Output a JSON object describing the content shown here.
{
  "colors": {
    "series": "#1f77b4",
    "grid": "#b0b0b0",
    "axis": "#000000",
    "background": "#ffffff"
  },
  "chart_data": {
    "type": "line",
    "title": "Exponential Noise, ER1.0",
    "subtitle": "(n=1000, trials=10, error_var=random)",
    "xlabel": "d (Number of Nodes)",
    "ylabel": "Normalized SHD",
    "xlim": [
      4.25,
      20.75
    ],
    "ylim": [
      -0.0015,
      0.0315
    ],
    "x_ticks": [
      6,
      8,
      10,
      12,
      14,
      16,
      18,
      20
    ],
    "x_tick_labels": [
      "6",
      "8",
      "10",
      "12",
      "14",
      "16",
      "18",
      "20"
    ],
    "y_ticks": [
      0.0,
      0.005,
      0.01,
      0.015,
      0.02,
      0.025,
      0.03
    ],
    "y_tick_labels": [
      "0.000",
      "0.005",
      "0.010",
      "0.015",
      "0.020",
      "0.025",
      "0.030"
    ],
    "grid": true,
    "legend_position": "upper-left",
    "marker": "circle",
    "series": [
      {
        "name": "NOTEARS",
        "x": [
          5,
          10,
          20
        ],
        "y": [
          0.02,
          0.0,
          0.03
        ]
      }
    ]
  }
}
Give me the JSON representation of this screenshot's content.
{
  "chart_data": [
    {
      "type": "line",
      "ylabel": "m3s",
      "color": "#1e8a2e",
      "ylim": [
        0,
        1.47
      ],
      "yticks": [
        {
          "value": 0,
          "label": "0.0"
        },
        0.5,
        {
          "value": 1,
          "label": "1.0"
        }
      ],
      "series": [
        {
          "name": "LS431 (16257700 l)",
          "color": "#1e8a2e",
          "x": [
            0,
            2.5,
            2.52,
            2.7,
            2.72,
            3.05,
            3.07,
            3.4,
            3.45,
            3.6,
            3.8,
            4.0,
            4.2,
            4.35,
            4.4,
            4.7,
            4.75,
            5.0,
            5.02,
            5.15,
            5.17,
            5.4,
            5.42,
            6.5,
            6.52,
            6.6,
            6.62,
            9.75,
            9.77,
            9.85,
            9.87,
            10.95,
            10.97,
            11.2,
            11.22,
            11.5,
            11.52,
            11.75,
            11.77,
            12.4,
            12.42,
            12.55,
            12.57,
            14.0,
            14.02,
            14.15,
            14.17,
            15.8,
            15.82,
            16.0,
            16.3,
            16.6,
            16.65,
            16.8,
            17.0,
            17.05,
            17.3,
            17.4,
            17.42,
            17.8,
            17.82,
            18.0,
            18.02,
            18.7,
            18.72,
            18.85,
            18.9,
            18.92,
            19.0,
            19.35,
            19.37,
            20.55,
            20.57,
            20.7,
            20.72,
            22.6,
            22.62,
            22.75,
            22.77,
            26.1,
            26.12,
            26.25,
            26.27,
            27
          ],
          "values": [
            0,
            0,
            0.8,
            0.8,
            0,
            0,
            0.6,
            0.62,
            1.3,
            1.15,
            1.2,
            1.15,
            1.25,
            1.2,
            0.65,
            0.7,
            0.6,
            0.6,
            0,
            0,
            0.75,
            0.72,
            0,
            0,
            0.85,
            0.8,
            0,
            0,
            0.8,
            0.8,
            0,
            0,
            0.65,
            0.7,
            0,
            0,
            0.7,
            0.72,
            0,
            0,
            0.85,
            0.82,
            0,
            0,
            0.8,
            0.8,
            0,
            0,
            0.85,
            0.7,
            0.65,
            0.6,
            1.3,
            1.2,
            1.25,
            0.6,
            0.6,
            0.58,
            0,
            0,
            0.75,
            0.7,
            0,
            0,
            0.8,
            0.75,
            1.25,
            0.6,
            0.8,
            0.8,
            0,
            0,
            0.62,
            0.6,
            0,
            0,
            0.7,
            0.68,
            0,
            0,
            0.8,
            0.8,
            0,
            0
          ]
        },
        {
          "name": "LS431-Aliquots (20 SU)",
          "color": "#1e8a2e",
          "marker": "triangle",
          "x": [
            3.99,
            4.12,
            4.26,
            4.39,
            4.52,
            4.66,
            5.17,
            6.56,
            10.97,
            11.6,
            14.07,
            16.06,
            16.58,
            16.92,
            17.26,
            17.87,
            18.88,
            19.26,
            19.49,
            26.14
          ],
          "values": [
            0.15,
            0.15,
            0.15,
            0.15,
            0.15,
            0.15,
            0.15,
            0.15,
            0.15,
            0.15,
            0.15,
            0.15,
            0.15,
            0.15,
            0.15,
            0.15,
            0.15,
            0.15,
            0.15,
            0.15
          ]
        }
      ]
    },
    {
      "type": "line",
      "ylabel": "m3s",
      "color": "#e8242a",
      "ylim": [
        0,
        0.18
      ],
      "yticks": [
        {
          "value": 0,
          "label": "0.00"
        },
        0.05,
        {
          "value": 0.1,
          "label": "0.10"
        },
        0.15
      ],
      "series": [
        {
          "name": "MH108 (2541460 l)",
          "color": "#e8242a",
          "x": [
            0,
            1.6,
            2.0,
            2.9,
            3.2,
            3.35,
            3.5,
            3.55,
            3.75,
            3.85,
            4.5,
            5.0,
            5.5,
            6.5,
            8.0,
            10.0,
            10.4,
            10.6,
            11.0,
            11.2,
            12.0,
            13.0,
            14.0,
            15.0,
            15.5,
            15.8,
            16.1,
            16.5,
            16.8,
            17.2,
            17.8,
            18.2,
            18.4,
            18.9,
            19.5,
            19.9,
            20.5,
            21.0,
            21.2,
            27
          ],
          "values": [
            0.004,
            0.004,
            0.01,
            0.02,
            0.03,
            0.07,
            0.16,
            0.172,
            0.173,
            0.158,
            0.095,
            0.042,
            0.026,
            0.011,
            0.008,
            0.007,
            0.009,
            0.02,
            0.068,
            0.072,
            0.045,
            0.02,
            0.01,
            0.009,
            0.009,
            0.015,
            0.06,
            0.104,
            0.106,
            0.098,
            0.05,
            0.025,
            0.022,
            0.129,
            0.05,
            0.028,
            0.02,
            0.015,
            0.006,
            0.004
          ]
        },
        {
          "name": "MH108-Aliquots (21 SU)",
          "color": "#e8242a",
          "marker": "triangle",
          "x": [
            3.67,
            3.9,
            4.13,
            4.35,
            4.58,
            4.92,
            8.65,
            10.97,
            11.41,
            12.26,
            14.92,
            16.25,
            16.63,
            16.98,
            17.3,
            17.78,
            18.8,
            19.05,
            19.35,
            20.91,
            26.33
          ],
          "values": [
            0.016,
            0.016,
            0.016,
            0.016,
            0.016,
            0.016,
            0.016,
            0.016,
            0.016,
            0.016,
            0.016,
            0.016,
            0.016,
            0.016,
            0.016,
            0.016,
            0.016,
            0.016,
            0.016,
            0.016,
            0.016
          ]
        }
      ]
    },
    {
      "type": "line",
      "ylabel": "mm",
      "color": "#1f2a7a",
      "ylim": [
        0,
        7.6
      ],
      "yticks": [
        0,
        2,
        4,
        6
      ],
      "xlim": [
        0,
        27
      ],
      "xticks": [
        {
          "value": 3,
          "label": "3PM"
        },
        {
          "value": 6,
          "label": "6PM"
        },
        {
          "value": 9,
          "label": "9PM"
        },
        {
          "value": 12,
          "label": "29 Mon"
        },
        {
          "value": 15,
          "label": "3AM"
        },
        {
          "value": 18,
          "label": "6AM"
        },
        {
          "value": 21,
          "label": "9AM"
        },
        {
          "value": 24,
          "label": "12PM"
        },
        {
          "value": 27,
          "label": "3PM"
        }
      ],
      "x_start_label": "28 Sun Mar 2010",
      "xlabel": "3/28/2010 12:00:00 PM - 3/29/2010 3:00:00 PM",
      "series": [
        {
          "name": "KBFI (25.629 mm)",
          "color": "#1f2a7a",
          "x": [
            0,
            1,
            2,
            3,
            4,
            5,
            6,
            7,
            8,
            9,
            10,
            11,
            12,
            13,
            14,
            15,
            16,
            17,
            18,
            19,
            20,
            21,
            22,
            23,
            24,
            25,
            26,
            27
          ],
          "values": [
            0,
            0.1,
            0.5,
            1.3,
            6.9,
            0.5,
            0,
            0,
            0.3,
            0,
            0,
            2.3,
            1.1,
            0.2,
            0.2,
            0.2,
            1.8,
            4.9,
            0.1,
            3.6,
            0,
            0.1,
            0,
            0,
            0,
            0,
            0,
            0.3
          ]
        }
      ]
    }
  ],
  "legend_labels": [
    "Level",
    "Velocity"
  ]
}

# Given problem
List all lines from the entries that include the word "name".

# Result of this exercise
        "name": "NOTEARS",
          "name": "LS431 (16257700 l)",
          "name": "LS431-Aliquots (20 SU)",
          "name": "MH108 (2541460 l)",
          "name": "MH108-Aliquots (21 SU)",
          "name": "KBFI (25.629 mm)",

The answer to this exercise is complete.